What you will do: Among the entries, which lines carry the string "voit"? Copy each of them.

Extracted data entries:
::::::::::

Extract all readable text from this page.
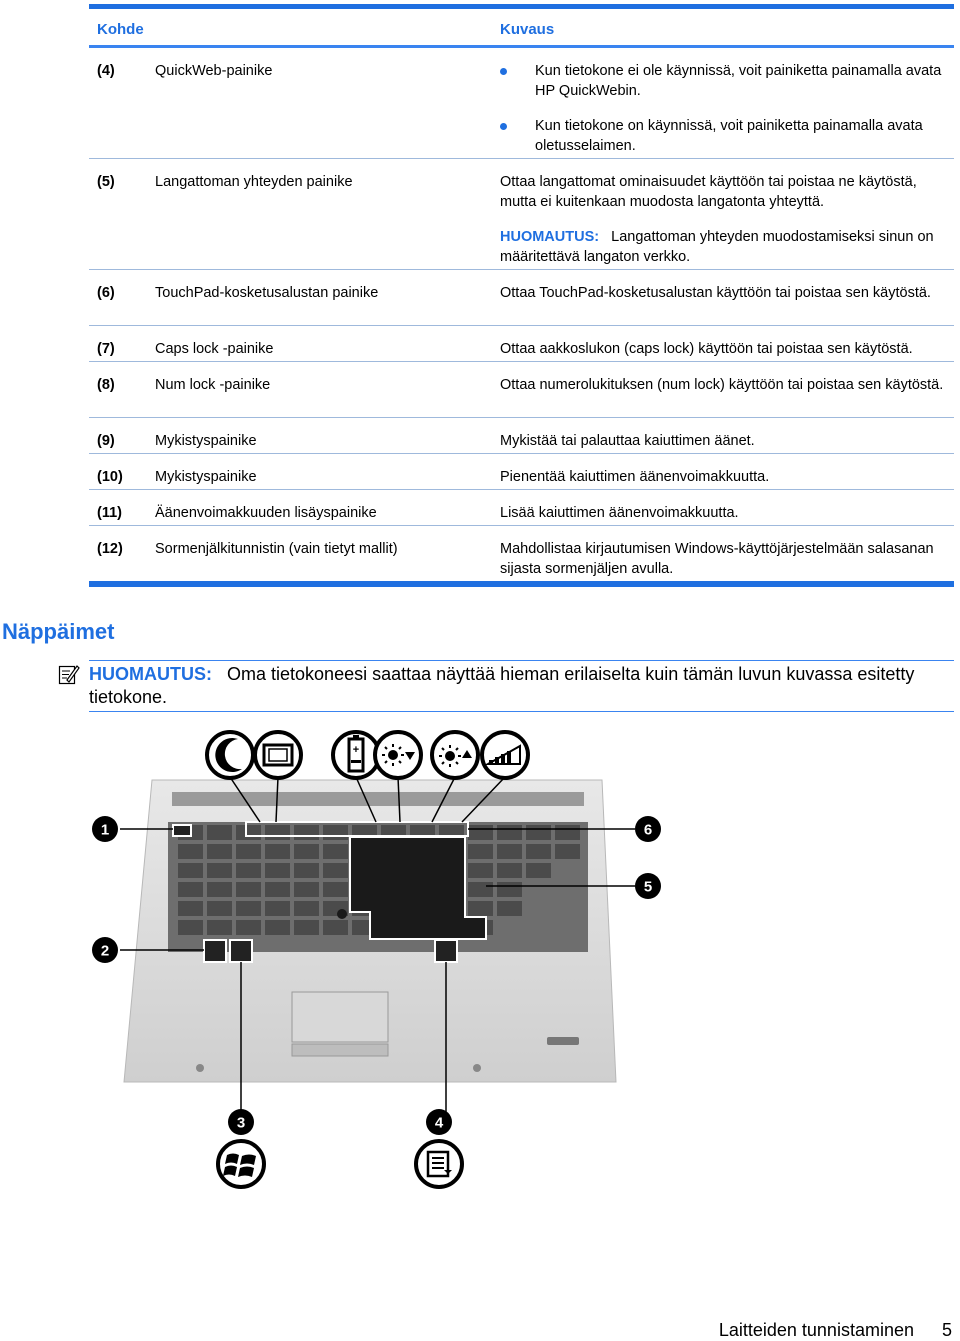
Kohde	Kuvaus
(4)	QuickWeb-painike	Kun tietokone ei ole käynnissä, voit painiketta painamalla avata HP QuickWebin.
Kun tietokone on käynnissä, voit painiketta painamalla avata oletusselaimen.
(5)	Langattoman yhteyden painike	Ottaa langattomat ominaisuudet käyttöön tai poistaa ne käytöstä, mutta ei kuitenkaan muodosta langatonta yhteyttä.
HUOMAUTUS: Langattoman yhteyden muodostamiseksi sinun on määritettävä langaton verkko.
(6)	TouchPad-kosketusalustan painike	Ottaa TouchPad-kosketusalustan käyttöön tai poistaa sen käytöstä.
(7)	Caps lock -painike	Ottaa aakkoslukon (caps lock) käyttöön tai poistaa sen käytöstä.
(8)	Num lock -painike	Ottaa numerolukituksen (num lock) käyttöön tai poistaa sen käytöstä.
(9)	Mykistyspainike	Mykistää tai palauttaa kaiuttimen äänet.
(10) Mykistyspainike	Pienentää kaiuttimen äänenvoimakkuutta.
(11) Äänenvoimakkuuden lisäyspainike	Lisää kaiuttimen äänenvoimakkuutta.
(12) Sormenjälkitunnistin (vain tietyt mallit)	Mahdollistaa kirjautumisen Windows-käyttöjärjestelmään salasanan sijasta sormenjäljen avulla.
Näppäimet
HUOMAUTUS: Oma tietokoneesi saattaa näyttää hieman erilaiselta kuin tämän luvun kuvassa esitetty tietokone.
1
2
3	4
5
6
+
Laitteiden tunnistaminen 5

::::::::::

Task output:
(4)	QuickWeb-painike	Kun tietokone ei ole käynnissä, voit painiketta painamalla avata HP QuickWebin.
Kun tietokone on käynnissä, voit painiketta painamalla avata oletusselaimen.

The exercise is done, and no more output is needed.